LAWASIA, the professional association of representatives of bar councils, law associations, individual lawyers, law firms and corporations principally from the Asia Pacific region, has released the report of its Observer Mission to Fiji from March 25-28.

Intelligentsiya received a copy of the LAWASIA report published on Thursday, April 12. Dowload a copy of the LAWASIA report here.

The report compiled by a four-member team led by Mah Weng Kwai, president of LAWASIA and former president of the Malaysian Bar, looks at the split within the judiciary that started in 2000 during George Speight’s rebellion and further widened after the military coup last December with the removal of Chief Justice Daniel Fatiaki.

One of the conclusions of the 20-page report is that “the rule of law in Fiji may be compromised by the ongoing uncertainty as to the status and future of suspended Chief Justice Fatiaki and by the ongoing public perception, right or wrong, that the judiciary is politicised and divided.”

Other points the report makes, include:

  • The ongoing uncertainty regarding the constitutionality of the Judicial Service Commission has another unfortunate consequence. The LAWASIA Observer Mission was told that up to nine overseas Court of Appeal/Supreme Court judges may not seek reappointment on the grounds that they would object to the current constitution of the Judicial Service Commission or else are uncomfortable with the uncertainty of the lawfulness of its decisions. This may lead to attrition which in turn might ultimately resolve the present factionalism, but this would be an unfortunate scenario. It would fail to confront and address many of the issues which give rise to scepticism amongst members of the legal profession and the public at large. If forced attrition is the mechanism adopted to produce harmony within the judiciary, deep divisions will remain amongst the community and the national and international legal profession, and any gains may prove to be short-lived.

Data excerpts
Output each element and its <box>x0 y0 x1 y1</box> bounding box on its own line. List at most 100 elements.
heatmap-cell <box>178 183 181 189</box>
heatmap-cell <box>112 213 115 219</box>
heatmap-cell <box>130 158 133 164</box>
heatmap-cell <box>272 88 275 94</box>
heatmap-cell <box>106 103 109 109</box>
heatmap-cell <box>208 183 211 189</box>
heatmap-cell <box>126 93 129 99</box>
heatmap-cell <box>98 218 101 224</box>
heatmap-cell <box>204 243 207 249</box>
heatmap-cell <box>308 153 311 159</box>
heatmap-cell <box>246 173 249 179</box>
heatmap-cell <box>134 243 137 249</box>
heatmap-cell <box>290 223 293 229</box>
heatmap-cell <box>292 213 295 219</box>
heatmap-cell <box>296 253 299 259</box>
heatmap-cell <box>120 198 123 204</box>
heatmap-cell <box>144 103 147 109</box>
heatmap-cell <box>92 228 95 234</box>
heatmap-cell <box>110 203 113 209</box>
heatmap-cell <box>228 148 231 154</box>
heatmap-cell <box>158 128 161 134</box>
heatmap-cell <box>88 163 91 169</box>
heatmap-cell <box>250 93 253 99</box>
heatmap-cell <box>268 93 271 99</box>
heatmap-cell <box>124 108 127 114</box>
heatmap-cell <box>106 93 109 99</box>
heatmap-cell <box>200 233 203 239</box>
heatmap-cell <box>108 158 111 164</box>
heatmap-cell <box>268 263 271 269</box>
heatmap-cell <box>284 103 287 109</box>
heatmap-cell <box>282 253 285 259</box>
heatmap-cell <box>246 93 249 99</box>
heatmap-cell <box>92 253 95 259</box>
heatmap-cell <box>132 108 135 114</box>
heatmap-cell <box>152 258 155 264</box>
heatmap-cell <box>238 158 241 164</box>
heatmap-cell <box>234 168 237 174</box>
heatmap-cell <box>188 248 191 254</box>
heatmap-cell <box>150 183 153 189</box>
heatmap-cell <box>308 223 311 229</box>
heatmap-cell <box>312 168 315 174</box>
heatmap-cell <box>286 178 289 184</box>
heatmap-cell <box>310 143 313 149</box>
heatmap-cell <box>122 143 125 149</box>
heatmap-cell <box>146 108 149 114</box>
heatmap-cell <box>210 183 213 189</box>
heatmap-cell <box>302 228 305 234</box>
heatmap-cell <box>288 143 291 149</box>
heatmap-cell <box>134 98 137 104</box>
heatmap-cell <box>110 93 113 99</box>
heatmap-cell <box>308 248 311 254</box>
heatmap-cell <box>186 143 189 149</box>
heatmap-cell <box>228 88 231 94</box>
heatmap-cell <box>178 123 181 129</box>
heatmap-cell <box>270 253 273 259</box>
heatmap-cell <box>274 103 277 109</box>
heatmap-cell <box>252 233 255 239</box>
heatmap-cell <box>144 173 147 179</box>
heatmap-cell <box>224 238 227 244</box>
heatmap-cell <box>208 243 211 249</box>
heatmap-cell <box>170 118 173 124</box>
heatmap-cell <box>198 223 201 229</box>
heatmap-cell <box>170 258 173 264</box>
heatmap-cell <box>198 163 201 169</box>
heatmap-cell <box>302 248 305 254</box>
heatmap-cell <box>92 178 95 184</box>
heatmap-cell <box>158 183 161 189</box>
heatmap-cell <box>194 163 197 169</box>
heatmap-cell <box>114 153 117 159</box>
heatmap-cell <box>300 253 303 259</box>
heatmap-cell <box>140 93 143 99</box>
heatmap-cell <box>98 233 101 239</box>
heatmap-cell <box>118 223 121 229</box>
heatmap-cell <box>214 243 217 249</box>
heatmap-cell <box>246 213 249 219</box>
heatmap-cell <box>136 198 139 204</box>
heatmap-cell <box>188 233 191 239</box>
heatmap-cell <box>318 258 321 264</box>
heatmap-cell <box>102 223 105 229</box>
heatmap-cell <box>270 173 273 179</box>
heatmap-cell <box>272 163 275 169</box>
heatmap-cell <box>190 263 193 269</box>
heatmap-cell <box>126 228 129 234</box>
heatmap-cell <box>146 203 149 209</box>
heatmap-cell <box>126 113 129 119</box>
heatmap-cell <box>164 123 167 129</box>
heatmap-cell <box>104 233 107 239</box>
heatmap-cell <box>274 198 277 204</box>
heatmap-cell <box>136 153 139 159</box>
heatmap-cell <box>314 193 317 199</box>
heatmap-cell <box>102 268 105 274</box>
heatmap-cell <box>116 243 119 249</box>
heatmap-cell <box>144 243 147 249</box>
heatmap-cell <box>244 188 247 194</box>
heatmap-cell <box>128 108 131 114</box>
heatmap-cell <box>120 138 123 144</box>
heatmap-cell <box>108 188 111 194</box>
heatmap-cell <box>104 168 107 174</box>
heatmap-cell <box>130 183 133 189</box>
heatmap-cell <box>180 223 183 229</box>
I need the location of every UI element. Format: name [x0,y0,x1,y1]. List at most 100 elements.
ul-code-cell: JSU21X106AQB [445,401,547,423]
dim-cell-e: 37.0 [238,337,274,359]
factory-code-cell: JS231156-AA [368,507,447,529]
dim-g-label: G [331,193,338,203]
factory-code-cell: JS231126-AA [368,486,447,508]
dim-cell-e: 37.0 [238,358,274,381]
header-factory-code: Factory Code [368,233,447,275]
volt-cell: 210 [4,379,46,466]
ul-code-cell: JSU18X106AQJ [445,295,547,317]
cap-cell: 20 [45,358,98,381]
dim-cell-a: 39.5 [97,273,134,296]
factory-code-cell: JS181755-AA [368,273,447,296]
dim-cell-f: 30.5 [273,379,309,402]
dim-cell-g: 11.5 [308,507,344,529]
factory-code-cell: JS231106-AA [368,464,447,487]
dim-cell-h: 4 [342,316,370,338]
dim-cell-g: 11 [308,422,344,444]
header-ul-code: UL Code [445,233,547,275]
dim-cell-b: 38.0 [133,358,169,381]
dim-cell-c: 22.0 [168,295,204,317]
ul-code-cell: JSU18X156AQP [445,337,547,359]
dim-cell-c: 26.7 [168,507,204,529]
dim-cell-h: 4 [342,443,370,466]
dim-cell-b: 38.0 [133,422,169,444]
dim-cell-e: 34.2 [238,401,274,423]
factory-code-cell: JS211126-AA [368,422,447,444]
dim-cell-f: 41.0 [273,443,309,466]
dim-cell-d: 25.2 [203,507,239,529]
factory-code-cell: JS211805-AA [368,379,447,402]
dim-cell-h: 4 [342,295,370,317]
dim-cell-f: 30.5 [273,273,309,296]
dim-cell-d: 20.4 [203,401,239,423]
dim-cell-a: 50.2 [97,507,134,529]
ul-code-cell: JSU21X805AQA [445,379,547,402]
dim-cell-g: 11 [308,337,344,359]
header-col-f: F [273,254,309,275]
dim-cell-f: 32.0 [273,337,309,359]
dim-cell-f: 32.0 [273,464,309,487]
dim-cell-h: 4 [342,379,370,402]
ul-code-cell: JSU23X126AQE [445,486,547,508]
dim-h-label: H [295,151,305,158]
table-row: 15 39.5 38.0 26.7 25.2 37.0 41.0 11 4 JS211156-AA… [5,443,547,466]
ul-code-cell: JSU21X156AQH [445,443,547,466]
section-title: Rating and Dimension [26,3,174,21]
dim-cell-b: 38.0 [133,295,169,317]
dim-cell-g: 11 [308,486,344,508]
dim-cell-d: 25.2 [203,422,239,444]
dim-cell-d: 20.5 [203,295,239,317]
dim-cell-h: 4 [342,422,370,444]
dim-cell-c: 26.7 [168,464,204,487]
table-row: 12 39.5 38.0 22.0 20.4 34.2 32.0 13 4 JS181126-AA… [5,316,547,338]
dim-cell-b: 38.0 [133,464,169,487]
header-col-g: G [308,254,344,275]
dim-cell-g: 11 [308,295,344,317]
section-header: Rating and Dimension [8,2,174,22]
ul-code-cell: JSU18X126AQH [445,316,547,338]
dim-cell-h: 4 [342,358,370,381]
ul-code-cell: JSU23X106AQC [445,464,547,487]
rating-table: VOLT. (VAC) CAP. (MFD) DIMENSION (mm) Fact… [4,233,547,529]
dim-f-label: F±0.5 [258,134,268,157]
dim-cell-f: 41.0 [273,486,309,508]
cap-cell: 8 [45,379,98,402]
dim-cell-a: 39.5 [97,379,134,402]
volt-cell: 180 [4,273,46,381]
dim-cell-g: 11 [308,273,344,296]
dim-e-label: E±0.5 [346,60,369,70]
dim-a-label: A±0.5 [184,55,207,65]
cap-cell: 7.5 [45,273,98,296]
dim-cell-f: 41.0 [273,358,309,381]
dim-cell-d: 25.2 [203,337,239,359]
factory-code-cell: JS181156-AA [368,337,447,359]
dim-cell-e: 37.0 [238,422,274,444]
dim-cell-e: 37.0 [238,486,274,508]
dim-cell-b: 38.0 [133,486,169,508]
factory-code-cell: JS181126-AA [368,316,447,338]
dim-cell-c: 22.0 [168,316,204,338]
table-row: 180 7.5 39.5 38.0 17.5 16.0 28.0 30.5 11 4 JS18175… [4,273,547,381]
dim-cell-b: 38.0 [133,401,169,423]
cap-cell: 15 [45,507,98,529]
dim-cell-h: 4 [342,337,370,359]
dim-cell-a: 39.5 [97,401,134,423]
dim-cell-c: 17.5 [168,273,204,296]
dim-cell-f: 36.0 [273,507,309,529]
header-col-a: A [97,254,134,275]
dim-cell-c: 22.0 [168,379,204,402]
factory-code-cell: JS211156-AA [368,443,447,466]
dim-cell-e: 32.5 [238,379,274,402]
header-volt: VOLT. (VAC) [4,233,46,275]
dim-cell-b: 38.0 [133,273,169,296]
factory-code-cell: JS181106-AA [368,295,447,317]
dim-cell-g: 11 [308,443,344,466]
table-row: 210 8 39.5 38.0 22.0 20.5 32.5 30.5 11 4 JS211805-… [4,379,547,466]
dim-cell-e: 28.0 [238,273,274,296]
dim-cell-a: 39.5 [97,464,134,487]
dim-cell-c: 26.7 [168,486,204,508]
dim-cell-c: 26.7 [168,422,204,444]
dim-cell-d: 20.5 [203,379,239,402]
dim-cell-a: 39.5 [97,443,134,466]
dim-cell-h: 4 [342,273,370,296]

→ Exercise:
Extend the piece above on the LAWASIA report about Fiji's judiciary, starting after its final sentence, not from the rows.

→ Response box:
  • Whilst doubts linger, the Acting Chief Justice remains in an unenviable position and any actions performed by him in his capacity as Acting Chief Justice will remain under the shadow of possible future challenge. This, again, points to the importance of resolving the status of Chief Justice Fatiaki as soon as possible.
  • The LAWASIA Observer Mission believes that the Tribunal's (proposed to inquire into the allegations of corruption in the judiciary) terms of reference should be expanded to include an examination of the conduct of the entire Fiji judiciary. In making this observation, the Mission is not challenging the character or integrity of any individual members of the judiciary. It cannot help but note, however, that a number of senior judges themselves hold overtly hostile and publicly documented views about other judges, with allegations and counter-allegations of inappropriate behaviour.
  • Perhaps the time has come for these matters to be formally and independently assessed and for appropriate action to be taken, on the basis of that assessment, to restore a fitting level of collegiality and dignity to the working environment. If it were considered that the Tribunal would be an inappropriate forum for such an inquiry, a special independent inquiry might be a suitable alternative mechanism.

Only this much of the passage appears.